═════ SELECTED EXTRACT ═════

# Refinish or not?



## Jon54 (Feb 16, 2012)

I have an ancient S&W revolver that has a date of 1917 on it. It is either nickel, chrome or some other finish. I got this from my dad when he passed away. It has been around for as long as I remember. Best I know, someone gave it to my dad. This thing is well worn. I've considered having it completely refinished. Comments, suggestions, criticisms? I don't plan on shooting it but it is a neat keepsake simply because it was Pops.


----------



## scooter (May 9, 2006)

If it is just going to be a keepsake I would oil it up to prevent any rusting and keep it as is, Just my opinion


----------



## crescentstar69 (Sep 24, 2011)

It is a piece of history. I would leave it alone.


----------



## FNISHR (Aug 9, 2011)

If I did choose to refinish it, I'd find out what the existing finish is first, so that it was a rejuvenation instead of a fundamental change. That's just me; when I have a car repainted, I never change its color, I just freshen it up.


----------



## WI45 (Mar 1, 2012)

Take it in for an appraisal before you have any work done on it, if there is any collector value you don't want to destroy it with unnessary re-finishing.:smt1099


----------



## MicsGun (Mar 16, 2012)

Hey! We have the exact same thing going on. I got a Model 19 from my dad a couple of weeks ago. It's in terrible condition and I just want it to be back in its original shape because I know its good gun, it might just need a little TLC. lol. Anyway, I found this article a couple of hours ago. I guess this the same thing as the refinishing that you are think of. Check it out Refurbish Your Smith & Wesson Model 19 with an Ultrasonic Cleaner I'm considering doing this but I really don't know yet. It sounds new but it looks good. Tell me what you think. Is this the same as the "refinishing"?. Thanks.

═════ STORED RECORDS ═════

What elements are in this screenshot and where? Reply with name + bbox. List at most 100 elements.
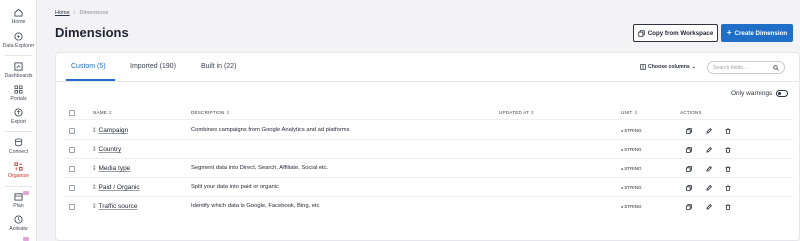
duplicate-icon[interactable] <box>686 147 692 153</box>
dimensions-card: Custom (5) Imported (190) Built in (22) … <box>55 52 800 241</box>
dimension-icon: ⁑ <box>93 146 96 153</box>
sidebar-item-dashboards[interactable]: Dashboards <box>0 62 37 79</box>
sidebar-item-label: Export <box>11 119 26 125</box>
sidebar-item-label: Organize <box>7 173 30 179</box>
string-type-icon: a <box>621 185 624 190</box>
sidebar-item-export[interactable]: Export <box>0 108 37 125</box>
row-divider <box>64 177 793 178</box>
dimension-name-link[interactable]: Campaign <box>99 127 129 134</box>
only-warnings-label: Only warnings <box>731 90 773 97</box>
sidebar-divider <box>5 131 32 132</box>
sidebar-item-activate[interactable]: Activate <box>0 215 37 232</box>
breadcrumb-current: Dimensions <box>79 10 109 16</box>
home-icon <box>14 8 23 17</box>
column-header-updated-at[interactable]: UPDATED AT ⇳ <box>499 110 535 116</box>
tab-imported[interactable]: Imported (190) <box>130 63 176 70</box>
column-header-unit[interactable]: UNIT ⇳ <box>621 110 638 116</box>
sidebar-item-connect[interactable]: Connect <box>0 138 37 155</box>
unit-cell: a STRING <box>621 204 642 209</box>
delete-icon[interactable] <box>725 128 731 134</box>
duplicate-icon[interactable] <box>686 166 692 172</box>
dimension-description: Combines campaigns from Google Analytics… <box>191 127 350 133</box>
database-icon <box>14 138 23 147</box>
search-input[interactable] <box>713 64 773 71</box>
compass-icon <box>14 32 23 41</box>
sidebar-item-label: Activate <box>9 226 28 232</box>
sidebar-item-label: Data Explorer <box>2 43 35 49</box>
row-checkbox[interactable] <box>69 166 75 172</box>
duplicate-icon[interactable] <box>686 185 692 191</box>
tab-custom[interactable]: Custom (5) <box>71 63 106 70</box>
create-button-label: Create Dimension <box>734 29 788 37</box>
row-divider <box>64 196 793 197</box>
plus-icon: + <box>726 28 732 37</box>
row-checkbox[interactable] <box>69 185 75 191</box>
sidebar-item-home[interactable]: Home <box>0 8 37 25</box>
column-header-description[interactable]: DESCRIPTION ⇳ <box>191 110 230 116</box>
sidebar-item-data-explorer[interactable]: Data Explorer <box>0 32 37 49</box>
delete-icon[interactable] <box>725 147 731 153</box>
tab-bar: Custom (5) Imported (190) Built in (22) … <box>56 53 800 82</box>
dimension-name-link[interactable]: Paid / Organic <box>99 184 140 191</box>
breadcrumb-separator: › <box>73 10 76 16</box>
row-checkbox[interactable] <box>69 128 75 134</box>
edit-icon[interactable] <box>706 128 712 134</box>
sidebar-item-label: Portals <box>10 96 27 102</box>
edit-icon[interactable] <box>706 166 712 172</box>
create-dimension-button[interactable]: + Create Dimension <box>721 24 793 42</box>
dimension-description: Identify which data is Google, Facebook,… <box>191 203 320 209</box>
chevron-down-icon: ⌄ <box>691 64 696 70</box>
row-checkbox[interactable] <box>69 204 75 210</box>
dimension-name-link[interactable]: Media type <box>99 165 131 172</box>
sidebar-item-label: Plan <box>13 203 24 209</box>
sidebar-item-plan[interactable]: Plan <box>0 191 37 209</box>
unit-cell: a STRING <box>621 185 642 190</box>
sidebar-divider <box>5 55 32 56</box>
dimension-icon: ⁑ <box>93 165 96 172</box>
delete-icon[interactable] <box>725 185 731 191</box>
dimension-name-cell: ⁑ Paid / Organic <box>93 184 140 191</box>
dimension-name-link[interactable]: Traffic source <box>99 203 138 210</box>
copy-button-label: Copy from Workspace <box>647 29 714 37</box>
dimension-name-link[interactable]: Country <box>99 146 122 153</box>
columns-icon <box>640 64 646 70</box>
sidebar-item-label: Dashboards <box>4 73 33 79</box>
sidebar-item-organize[interactable]: Organize <box>0 162 37 179</box>
tab-built-in[interactable]: Built in (22) <box>201 63 236 70</box>
dimension-name-cell: ⁑ Campaign <box>93 127 128 134</box>
dimension-description: Split your data into paid or organic <box>191 184 279 190</box>
dimension-icon: ⁑ <box>93 184 96 191</box>
edit-icon[interactable] <box>706 185 712 191</box>
export-icon <box>14 108 23 117</box>
select-all-checkbox[interactable] <box>69 110 75 116</box>
edit-icon[interactable] <box>706 204 712 210</box>
only-warnings-toggle[interactable] <box>776 90 789 97</box>
delete-icon[interactable] <box>725 166 731 172</box>
sidebar-item-portals[interactable]: Portals <box>0 85 37 102</box>
copy-icon <box>638 29 645 37</box>
dimension-name-cell: ⁑ Traffic source <box>93 203 138 210</box>
table-row: ⁑ Traffic source Identify which data is G… <box>56 198 800 217</box>
breadcrumb: Home › Dimensions <box>55 10 108 16</box>
string-type-icon: a <box>621 166 624 171</box>
column-header-actions: ACTIONS <box>680 110 702 115</box>
sidebar-divider <box>5 186 32 187</box>
column-header-name[interactable]: NAME ⇳ <box>93 110 113 116</box>
dimension-icon: ⁑ <box>93 203 96 210</box>
duplicate-icon[interactable] <box>686 128 692 134</box>
choose-columns-button[interactable]: Choose columns ⌄ <box>640 64 696 70</box>
grid-icon <box>14 85 23 94</box>
breadcrumb-home-link[interactable]: Home <box>55 10 70 16</box>
sidebar-item-label: Connect <box>8 149 29 155</box>
duplicate-icon[interactable] <box>686 204 692 210</box>
copy-from-workspace-button[interactable]: Copy from Workspace <box>633 24 718 42</box>
edit-icon[interactable] <box>706 147 712 153</box>
search-icon <box>773 64 779 71</box>
row-checkbox[interactable] <box>69 147 75 153</box>
choose-columns-label: Choose columns <box>648 64 690 70</box>
delete-icon[interactable] <box>725 204 731 210</box>
sidebar: Home Data Explorer Dashboards Portals Ex… <box>0 0 37 241</box>
row-divider <box>64 139 793 140</box>
dashboard-icon <box>14 62 23 71</box>
activate-icon <box>14 215 23 224</box>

═════

**REQUESTS**
**a.** Set down the part of the revolver refinishing thread running from "If I did choose" down to "freshen it up.", keeping every word the same.
**b.** In the revolver refinishing thread, what date appears on the revolver?
**c.** Please extend the revolver refinishing thread past its final post.
The records have no connection to the revolver refinishing thread.

**OUTPUTS**
**a.**
If I did choose to refinish it, I'd find out what the existing finish is first, so that it was a rejuvenation instead of a fundamental change. That's just me; when I have a car repainted, I never change its color, I just freshen it up.

**b.** 1917

**c.**
----------



## Steve M1911A1 (Feb 6, 2008)

"Refinishing" removes the old finish and replaces it with something new. It also includes polishing.
Running a gun through an ultrasonic cleaner, following all directions, will only do a deep-cleaning job, and also could remove any surface rust it finds. This is not refinishing, but merely cleaning.

When you refinish an antique gun, you remove most of its antique value. The necessary polish job softens its original markings, and removes wear that can tell you a lot about its history. If it is a rare or desirable gun, or if it has important sentimental value to you, you should clean it well, maintain it carefully, and resist the temptation to refinish it.


----------



## MicsGun (Mar 16, 2012)

Hi Steve! thanks for your comment man, good thing I read it before doing anything on my Model 19. I dream of passing it on to my kid just like what my dad thing. It would be really cool to keep this gun as a family treasure. I have a question tho, do you have any suggestions on how I can deep-clean my gun and still main its history?


----------



## Steve M1911A1 (Feb 6, 2008)

MicsGun said:


> ...[D]o you have any suggestions on how I can deep-clean my gun and still main[tain] its history?


I would just use ordinary gun-cleaning solvents, including "gunk-away" rinsing sprays.
Bronze bore brushes are OK, including inside revolver cylinders.
I am not expert at disassembling revolvers any more complex than Colt's Single-Action Army pistol, so I am not the one to ask about the innards of S&W revolvers.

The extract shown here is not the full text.